— START —

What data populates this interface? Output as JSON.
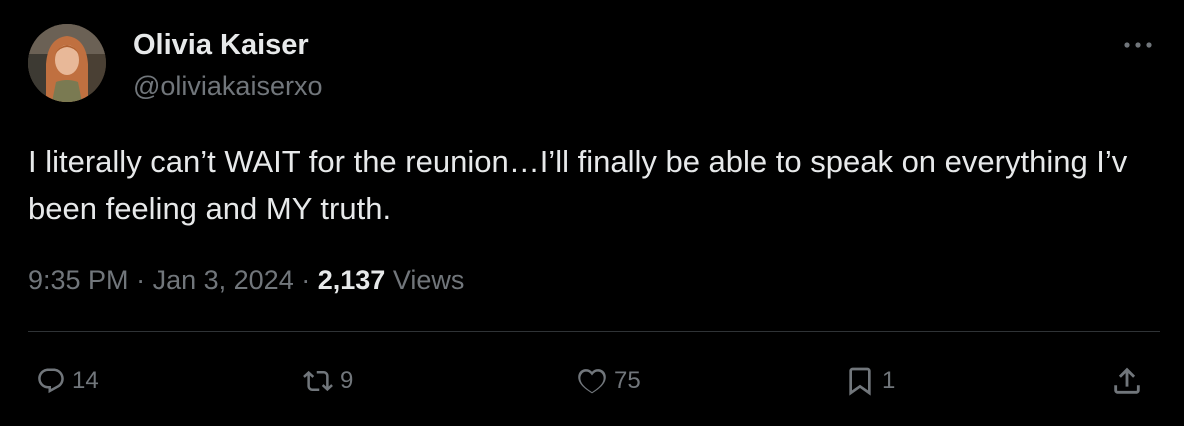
{
  "author": {
    "display_name": "Olivia Kaiser",
    "handle": "@oliviakaiserxo"
  },
  "tweet": {
    "text": "I literally can’t WAIT for the reunion…I’ll finally be able to speak on everything I’v been feeling and MY truth."
  },
  "meta": {
    "time": "9:35 PM",
    "separator": "·",
    "date": "Jan 3, 2024",
    "views_count": "2,137",
    "views_label": "Views"
  },
  "actions": {
    "reply_count": "14",
    "repost_count": "9",
    "like_count": "75",
    "bookmark_count": "1"
  },
  "icons": {
    "more": "more-horizontal-icon",
    "reply": "reply-bubble-icon",
    "repost": "repost-arrows-icon",
    "like": "heart-icon",
    "bookmark": "bookmark-icon",
    "share": "share-upload-icon"
  },
  "colors": {
    "background": "#000000",
    "primary_text": "#e7e9ea",
    "secondary_text": "#71767b",
    "divider": "#2f3336"
  }
}
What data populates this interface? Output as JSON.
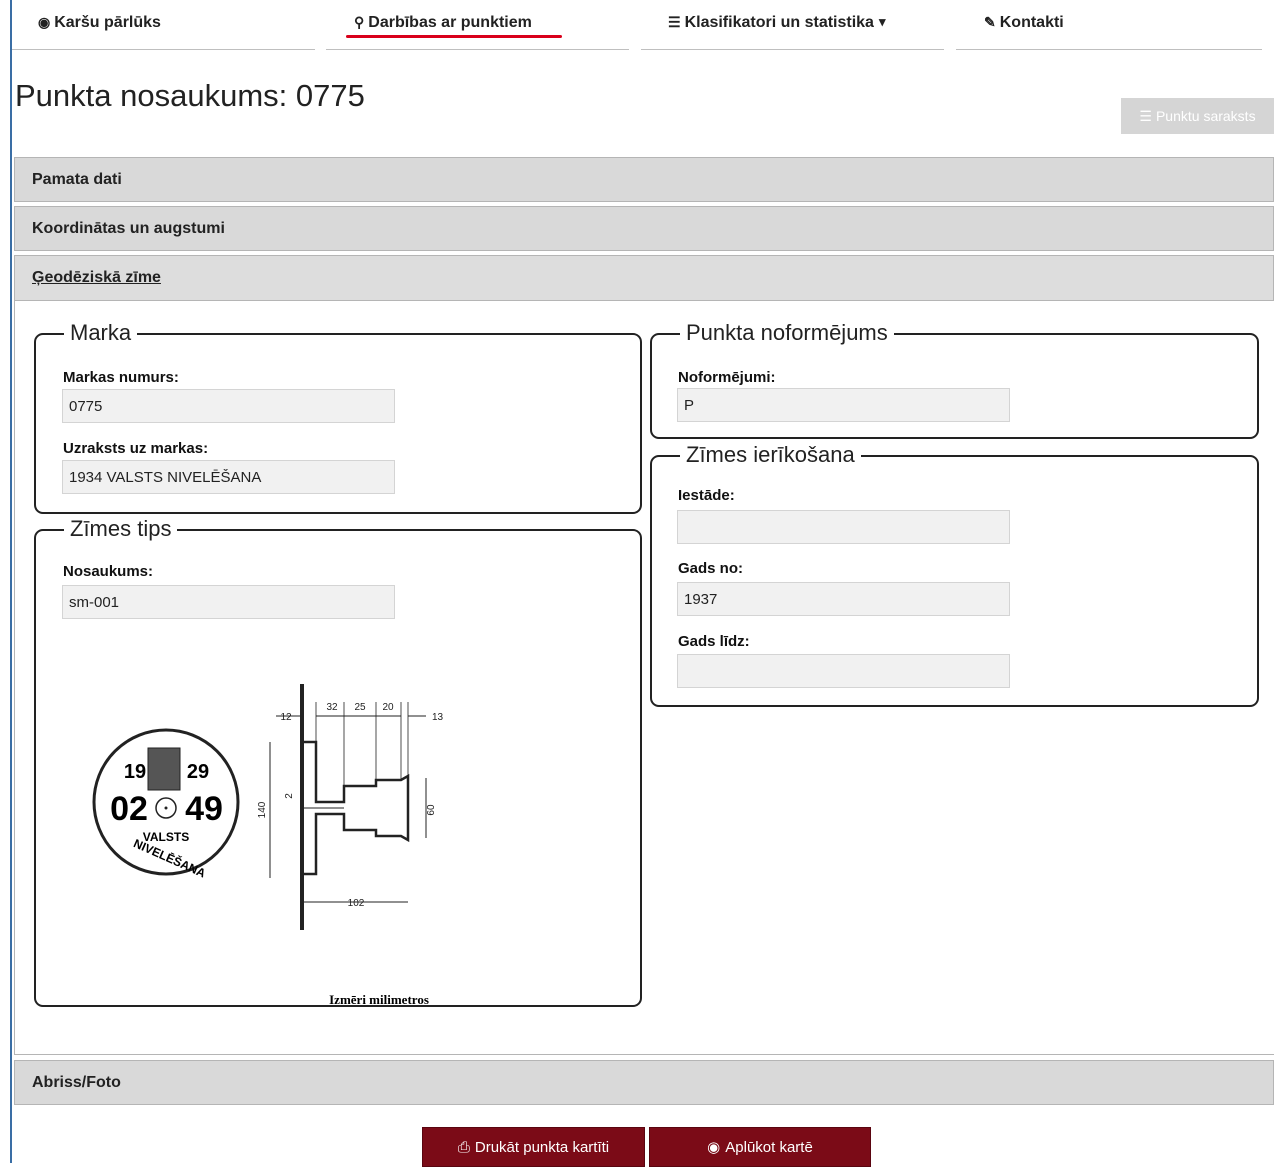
{
  "nav": {
    "items": [
      {
        "icon": "globe-icon",
        "glyph": "🌍",
        "label": "Karšu pārlūks"
      },
      {
        "icon": "map-marker-icon",
        "glyph": "⚲",
        "label": "Darbības ar punktiem"
      },
      {
        "icon": "list-icon",
        "glyph": "☰",
        "label": "Klasifikatori un statistika"
      },
      {
        "icon": "edit-icon",
        "glyph": "✎",
        "label": "Kontakti"
      }
    ],
    "dropdown_caret": "▾"
  },
  "page": {
    "title": "Punkta nosaukums: 0775"
  },
  "list_button": {
    "label": "Punktu saraksts"
  },
  "accordion": {
    "sections": [
      "Pamata dati",
      "Koordinātas un augstumi",
      "Ģeodēziskā zīme",
      "Abriss/Foto"
    ]
  },
  "marka": {
    "legend": "Marka",
    "number_label": "Markas numurs:",
    "number_value": "0775",
    "inscription_label": "Uzraksts uz markas:",
    "inscription_value": "1934 VALSTS NIVELĒŠANA"
  },
  "zimes_tips": {
    "legend": "Zīmes tips",
    "name_label": "Nosaukums:",
    "name_value": "sm-001"
  },
  "drawing": {
    "plaque_top_left": "19",
    "plaque_top_right": "29",
    "plaque_mid_left": "02",
    "plaque_mid_right": "49",
    "plaque_text1": "VALSTS",
    "plaque_text2": "NIVELĒŠANA",
    "dims": [
      "12",
      "32",
      "25",
      "20",
      "13",
      "140",
      "2",
      "60",
      "102"
    ],
    "caption": "Izmēri milimetros"
  },
  "noformejums": {
    "legend": "Punkta noformējums",
    "label": "Noformējumi:",
    "value": "P"
  },
  "ierikosana": {
    "legend": "Zīmes ierīkošana",
    "institution_label": "Iestāde:",
    "institution_value": "",
    "from_label": "Gads no:",
    "from_value": "1937",
    "to_label": "Gads līdz:",
    "to_value": ""
  },
  "actions": {
    "print_label": "Drukāt punkta kartīti",
    "map_label": "Aplūkot kartē"
  },
  "colors": {
    "accent_red": "#d9001b",
    "button_dark_red": "#7b0b17",
    "accordion_bg": "#d9d9d9"
  }
}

— END —

Problem details: Copy all the records above exactly, but leave out the pictures.

Problem solution:
What data populates this interface? Output as JSON.
{
  "author": {
    "display_name": "Olivia Kaiser",
    "handle": "@oliviakaiserxo"
  },
  "tweet": {
    "text": "I literally can’t WAIT for the reunion…I’ll finally be able to speak on everything I’v been feeling and MY truth."
  },
  "meta": {
    "time": "9:35 PM",
    "separator": "·",
    "date": "Jan 3, 2024",
    "views_count": "2,137",
    "views_label": "Views"
  },
  "actions": {
    "reply_count": "14",
    "repost_count": "9",
    "like_count": "75",
    "bookmark_count": "1"
  },
  "icons": {
    "more": "more-horizontal-icon",
    "reply": "reply-bubble-icon",
    "repost": "repost-arrows-icon",
    "like": "heart-icon",
    "bookmark": "bookmark-icon",
    "share": "share-upload-icon"
  },
  "colors": {
    "background": "#000000",
    "primary_text": "#e7e9ea",
    "secondary_text": "#71767b",
    "divider": "#2f3336"
  }
}
What data populates this interface? Output as JSON.
{
  "nav": {
    "items": [
      {
        "icon": "globe-icon",
        "glyph": "🌍",
        "label": "Karšu pārlūks"
      },
      {
        "icon": "map-marker-icon",
        "glyph": "⚲",
        "label": "Darbības ar punktiem"
      },
      {
        "icon": "list-icon",
        "glyph": "☰",
        "label": "Klasifikatori un statistika"
      },
      {
        "icon": "edit-icon",
        "glyph": "✎",
        "label": "Kontakti"
      }
    ],
    "dropdown_caret": "▾"
  },
  "page": {
    "title": "Punkta nosaukums: 0775"
  },
  "list_button": {
    "label": "Punktu saraksts"
  },
  "accordion": {
    "sections": [
      "Pamata dati",
      "Koordinātas un augstumi",
      "Ģeodēziskā zīme",
      "Abriss/Foto"
    ]
  },
  "marka": {
    "legend": "Marka",
    "number_label": "Markas numurs:",
    "number_value": "0775",
    "inscription_label": "Uzraksts uz markas:",
    "inscription_value": "1934 VALSTS NIVELĒŠANA"
  },
  "zimes_tips": {
    "legend": "Zīmes tips",
    "name_label": "Nosaukums:",
    "name_value": "sm-001"
  },
  "drawing": {
    "plaque_top_left": "19",
    "plaque_top_right": "29",
    "plaque_mid_left": "02",
    "plaque_mid_right": "49",
    "plaque_text1": "VALSTS",
    "plaque_text2": "NIVELĒŠANA",
    "dims": [
      "12",
      "32",
      "25",
      "20",
      "13",
      "140",
      "2",
      "60",
      "102"
    ],
    "caption": "Izmēri milimetros"
  },
  "noformejums": {
    "legend": "Punkta noformējums",
    "label": "Noformējumi:",
    "value": "P"
  },
  "ierikosana": {
    "legend": "Zīmes ierīkošana",
    "institution_label": "Iestāde:",
    "institution_value": "",
    "from_label": "Gads no:",
    "from_value": "1937",
    "to_label": "Gads līdz:",
    "to_value": ""
  },
  "actions": {
    "print_label": "Drukāt punkta kartīti",
    "map_label": "Aplūkot kartē"
  },
  "colors": {
    "accent_red": "#d9001b",
    "button_dark_red": "#7b0b17",
    "accordion_bg": "#d9d9d9"
  }
}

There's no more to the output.